Aim :: From the listing below, pull each line that includes "series".

>> Begin Data to process

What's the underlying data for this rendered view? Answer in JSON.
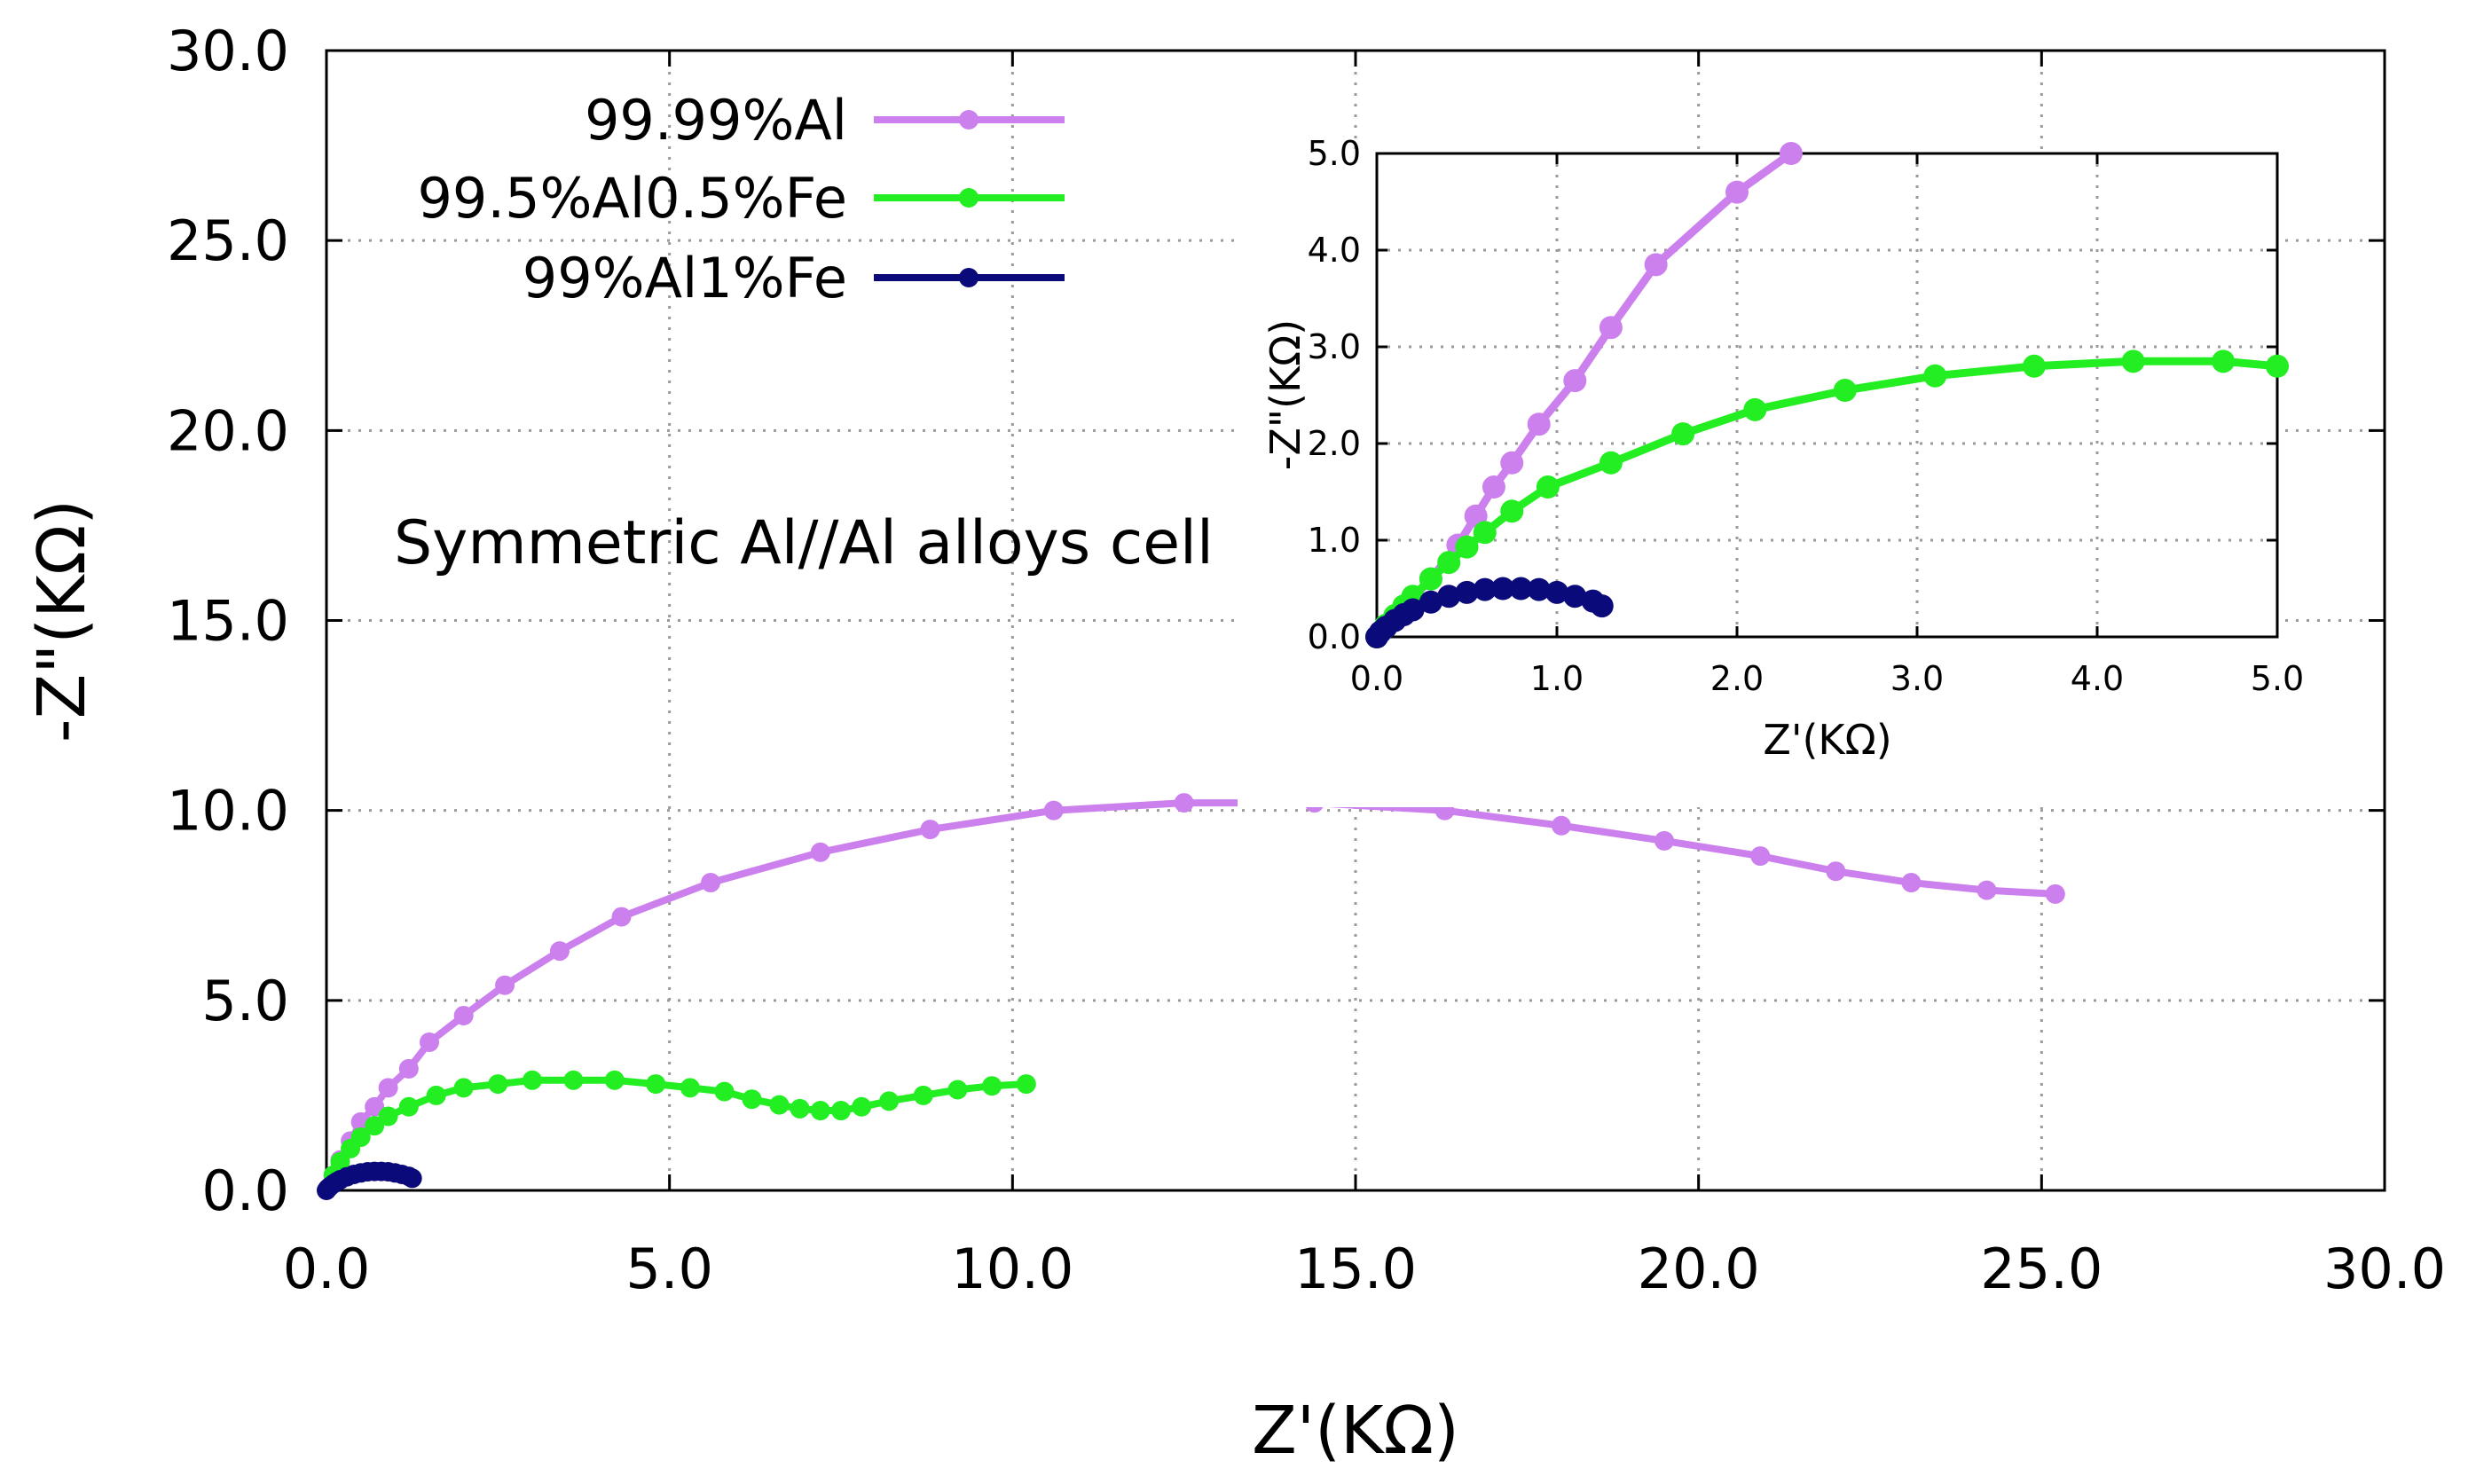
{
  "chart_data": [
    {
      "name": "main",
      "type": "line",
      "xlabel": "Z'(KΩ)",
      "ylabel": "-Z\"(KΩ)",
      "xlim": [
        0,
        30
      ],
      "ylim": [
        0,
        30
      ],
      "xticks": [
        "0.0",
        "5.0",
        "10.0",
        "15.0",
        "20.0",
        "25.0",
        "30.0"
      ],
      "yticks": [
        "0.0",
        "5.0",
        "10.0",
        "15.0",
        "20.0",
        "25.0",
        "30.0"
      ],
      "grid": true,
      "legend_position": "top-left",
      "annotation": "Symmetric Al//Al alloys cell",
      "series": [
        {
          "name": "99.99%Al",
          "color": "#cc80ee",
          "x": [
            0.02,
            0.1,
            0.2,
            0.35,
            0.5,
            0.7,
            0.9,
            1.2,
            1.5,
            2.0,
            2.6,
            3.4,
            4.3,
            5.6,
            7.2,
            8.8,
            10.6,
            12.5,
            14.4,
            16.3,
            18.0,
            19.5,
            20.9,
            22.0,
            23.1,
            24.2,
            25.2
          ],
          "y": [
            0.05,
            0.4,
            0.8,
            1.3,
            1.8,
            2.2,
            2.7,
            3.2,
            3.9,
            4.6,
            5.4,
            6.3,
            7.2,
            8.1,
            8.9,
            9.5,
            10.0,
            10.2,
            10.2,
            10.0,
            9.6,
            9.2,
            8.8,
            8.4,
            8.1,
            7.9,
            7.8
          ]
        },
        {
          "name": "99.5%Al0.5%Fe",
          "color": "#22ee22",
          "x": [
            0.02,
            0.1,
            0.2,
            0.35,
            0.5,
            0.7,
            0.9,
            1.2,
            1.6,
            2.0,
            2.5,
            3.0,
            3.6,
            4.2,
            4.8,
            5.3,
            5.8,
            6.2,
            6.6,
            6.9,
            7.2,
            7.5,
            7.8,
            8.2,
            8.7,
            9.2,
            9.7,
            10.2
          ],
          "y": [
            0.05,
            0.4,
            0.75,
            1.1,
            1.4,
            1.7,
            1.95,
            2.2,
            2.5,
            2.7,
            2.8,
            2.9,
            2.9,
            2.9,
            2.8,
            2.7,
            2.6,
            2.4,
            2.25,
            2.15,
            2.1,
            2.1,
            2.2,
            2.35,
            2.5,
            2.65,
            2.75,
            2.8
          ]
        },
        {
          "name": "99%Al1%Fe",
          "color": "#0a0a7a",
          "x": [
            0.0,
            0.02,
            0.05,
            0.1,
            0.15,
            0.2,
            0.3,
            0.4,
            0.5,
            0.6,
            0.7,
            0.8,
            0.9,
            1.0,
            1.1,
            1.2,
            1.25
          ],
          "y": [
            0.0,
            0.05,
            0.1,
            0.17,
            0.23,
            0.28,
            0.36,
            0.42,
            0.46,
            0.49,
            0.5,
            0.5,
            0.49,
            0.46,
            0.42,
            0.37,
            0.32
          ]
        }
      ]
    },
    {
      "name": "inset",
      "type": "line",
      "xlabel": "Z'(KΩ)",
      "ylabel": "-Z\"(KΩ)",
      "xlim": [
        0,
        5
      ],
      "ylim": [
        0,
        5
      ],
      "xticks": [
        "0.0",
        "1.0",
        "2.0",
        "3.0",
        "4.0",
        "5.0"
      ],
      "yticks": [
        "0.0",
        "1.0",
        "2.0",
        "3.0",
        "4.0",
        "5.0"
      ],
      "grid": true,
      "series": [
        {
          "name": "99.99%Al",
          "color": "#cc80ee",
          "x": [
            0.0,
            0.05,
            0.1,
            0.2,
            0.3,
            0.45,
            0.55,
            0.65,
            0.75,
            0.9,
            1.1,
            1.3,
            1.55,
            2.0,
            2.3
          ],
          "y": [
            0.0,
            0.1,
            0.2,
            0.4,
            0.6,
            0.95,
            1.25,
            1.55,
            1.8,
            2.2,
            2.65,
            3.2,
            3.85,
            4.6,
            5.0
          ]
        },
        {
          "name": "99.5%Al0.5%Fe",
          "color": "#22ee22",
          "x": [
            0.0,
            0.05,
            0.1,
            0.15,
            0.2,
            0.3,
            0.4,
            0.5,
            0.6,
            0.75,
            0.95,
            1.3,
            1.7,
            2.1,
            2.6,
            3.1,
            3.65,
            4.2,
            4.7,
            5.0
          ],
          "y": [
            0.0,
            0.12,
            0.22,
            0.32,
            0.42,
            0.6,
            0.77,
            0.93,
            1.08,
            1.3,
            1.55,
            1.8,
            2.1,
            2.35,
            2.55,
            2.7,
            2.8,
            2.85,
            2.85,
            2.8
          ]
        },
        {
          "name": "99%Al1%Fe",
          "color": "#0a0a7a",
          "x": [
            0.0,
            0.02,
            0.05,
            0.1,
            0.15,
            0.2,
            0.3,
            0.4,
            0.5,
            0.6,
            0.7,
            0.8,
            0.9,
            1.0,
            1.1,
            1.2,
            1.25
          ],
          "y": [
            0.0,
            0.05,
            0.1,
            0.17,
            0.23,
            0.28,
            0.36,
            0.42,
            0.46,
            0.49,
            0.5,
            0.5,
            0.49,
            0.46,
            0.42,
            0.37,
            0.32
          ]
        }
      ]
    }
  ]
}
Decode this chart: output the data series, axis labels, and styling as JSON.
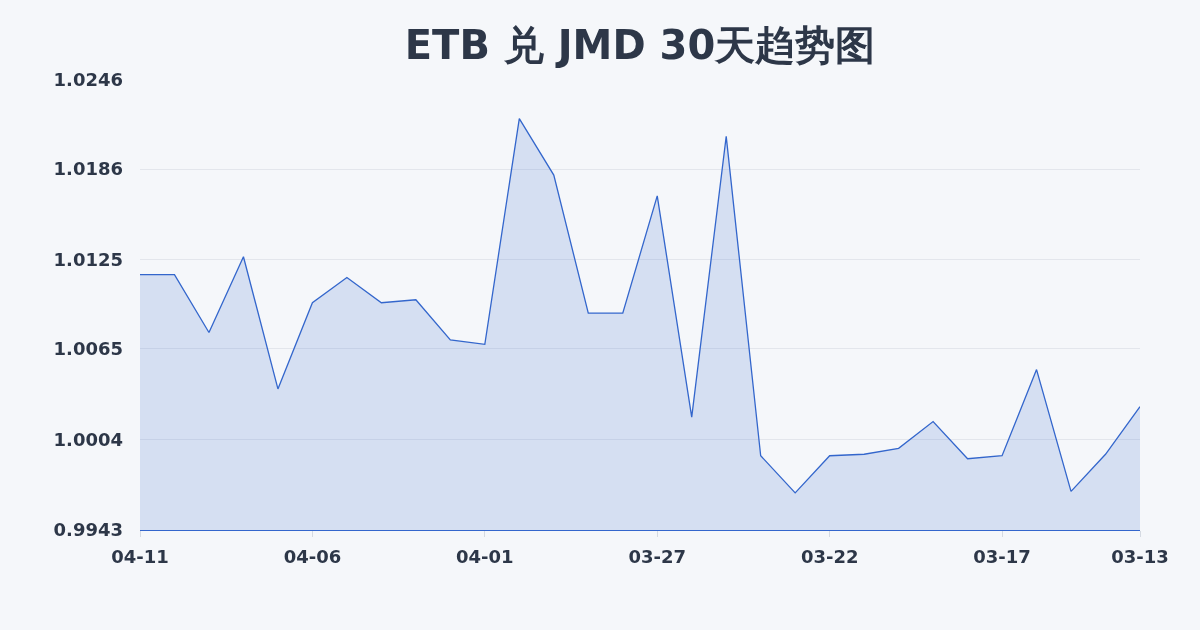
{
  "chart_data": {
    "type": "area",
    "title": "ETB 兑 JMD 30天趋势图",
    "categories": [
      "04-11",
      null,
      null,
      null,
      null,
      "04-06",
      null,
      null,
      null,
      null,
      "04-01",
      null,
      null,
      null,
      null,
      "03-27",
      null,
      null,
      null,
      null,
      "03-22",
      null,
      null,
      null,
      null,
      "03-17",
      null,
      null,
      null,
      "03-13"
    ],
    "series": [
      {
        "color": "#3366cc",
        "values": [
          1.0115,
          1.0115,
          1.0076,
          1.0127,
          1.0038,
          1.0096,
          1.0113,
          1.0096,
          1.0098,
          1.0071,
          1.0068,
          1.022,
          1.0182,
          1.0089,
          1.0089,
          1.0168,
          1.0019,
          1.0208,
          0.9993,
          0.9968,
          0.9993,
          0.9994,
          0.9998,
          1.0016,
          0.9991,
          0.9993,
          1.0051,
          0.9969,
          0.9994,
          1.0026
        ]
      }
    ],
    "ylim": [
      0.9943,
      1.0246
    ],
    "yticks": [
      0.9943,
      1.0004,
      1.0065,
      1.0125,
      1.0186,
      1.0246
    ],
    "grid": "y"
  }
}
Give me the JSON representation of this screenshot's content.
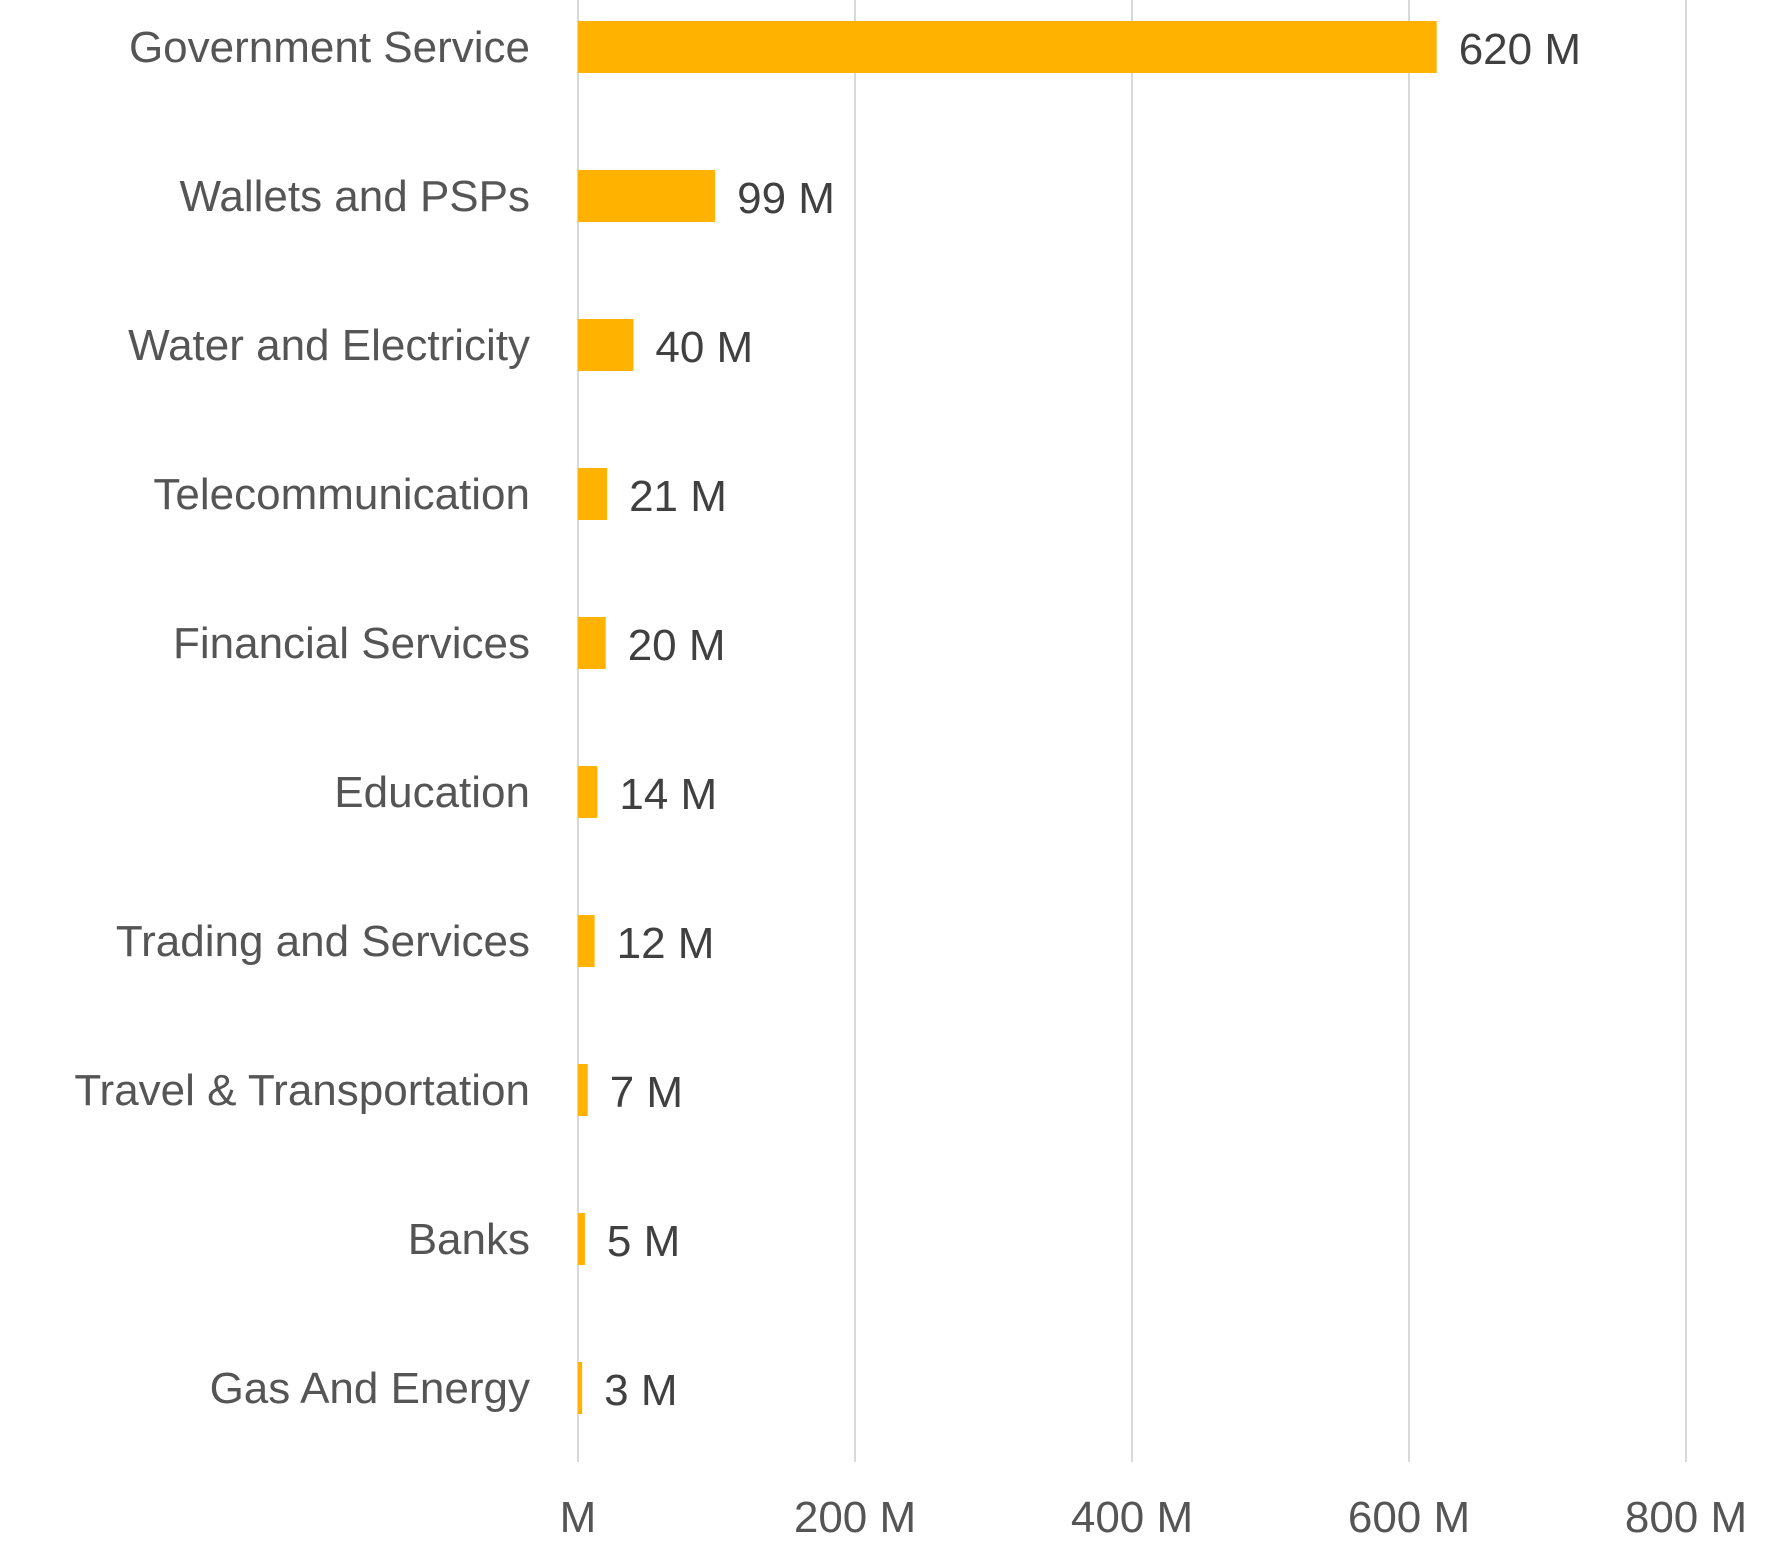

>> End Data to process

Complete response ::
      "series": [
      "series": [
Decode this chart: output the data series, axis labels, and styling as JSON.
    "series": [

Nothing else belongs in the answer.